# Instructions to follow
Transcribe the records below exactly as they appear.

◇ ◇ ◇ ◇ ◇ ◇ ◇

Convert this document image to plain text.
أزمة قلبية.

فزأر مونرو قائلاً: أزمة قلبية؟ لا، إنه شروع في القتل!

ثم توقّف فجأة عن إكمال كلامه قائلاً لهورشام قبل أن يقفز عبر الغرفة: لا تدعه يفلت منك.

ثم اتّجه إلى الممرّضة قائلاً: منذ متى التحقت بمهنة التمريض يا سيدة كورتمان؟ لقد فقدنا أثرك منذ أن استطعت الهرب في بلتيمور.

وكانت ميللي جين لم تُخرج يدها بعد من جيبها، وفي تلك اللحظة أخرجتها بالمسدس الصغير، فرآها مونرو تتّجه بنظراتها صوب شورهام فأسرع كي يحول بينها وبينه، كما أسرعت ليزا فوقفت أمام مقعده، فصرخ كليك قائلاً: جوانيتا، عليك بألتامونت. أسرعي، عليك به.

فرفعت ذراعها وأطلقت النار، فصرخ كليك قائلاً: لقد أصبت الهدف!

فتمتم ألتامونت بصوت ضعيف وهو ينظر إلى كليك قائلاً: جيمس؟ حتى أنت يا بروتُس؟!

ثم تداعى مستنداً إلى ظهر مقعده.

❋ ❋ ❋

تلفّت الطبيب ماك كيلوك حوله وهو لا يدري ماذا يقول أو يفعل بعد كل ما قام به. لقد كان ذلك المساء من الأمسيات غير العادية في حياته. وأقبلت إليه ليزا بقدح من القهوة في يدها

◇ ◇ ◇ ◇ ◇ ◇ ◇

# Response for this exercise
Convert this document image to plain text.
أزمة قلبية.

فزأر مونرو قائلاً: أزمة قلبية؟ لا، إنه شروع في القتل!

ثم توقّف فجأة عن إكمال كلامه قائلاً لهورشام قبل أن يقفز عبر الغرفة: لا تدعه يفلت منك.

ثم اتّجه إلى الممرّضة قائلاً: منذ متى التحقت بمهنة التمريض يا سيدة كورتمان؟ لقد فقدنا أثرك منذ أن استطعت الهرب في بلتيمور.

وكانت ميللي جين لم تُخرج يدها بعد من جيبها، وفي تلك اللحظة أخرجتها بالمسدس الصغير، فرآها مونرو تتّجه بنظراتها صوب شورهام فأسرع كي يحول بينها وبينه، كما أسرعت ليزا فوقفت أمام مقعده، فصرخ كليك قائلاً: جوانيتا، عليك بألتامونت. أسرعي، عليك به.

فرفعت ذراعها وأطلقت النار، فصرخ كليك قائلاً: لقد أصبت الهدف!

فتمتم ألتامونت بصوت ضعيف وهو ينظر إلى كليك قائلاً: جيمس؟ حتى أنت يا بروتُس؟!

ثم تداعى مستنداً إلى ظهر مقعده.

❋ ❋ ❋

تلفّت الطبيب ماك كيلوك حوله وهو لا يدري ماذا يقول أو يفعل بعد كل ما قام به. لقد كان ذلك المساء من الأمسيات غير العادية في حياته. وأقبلت إليه ليزا بقدح من القهوة في يدها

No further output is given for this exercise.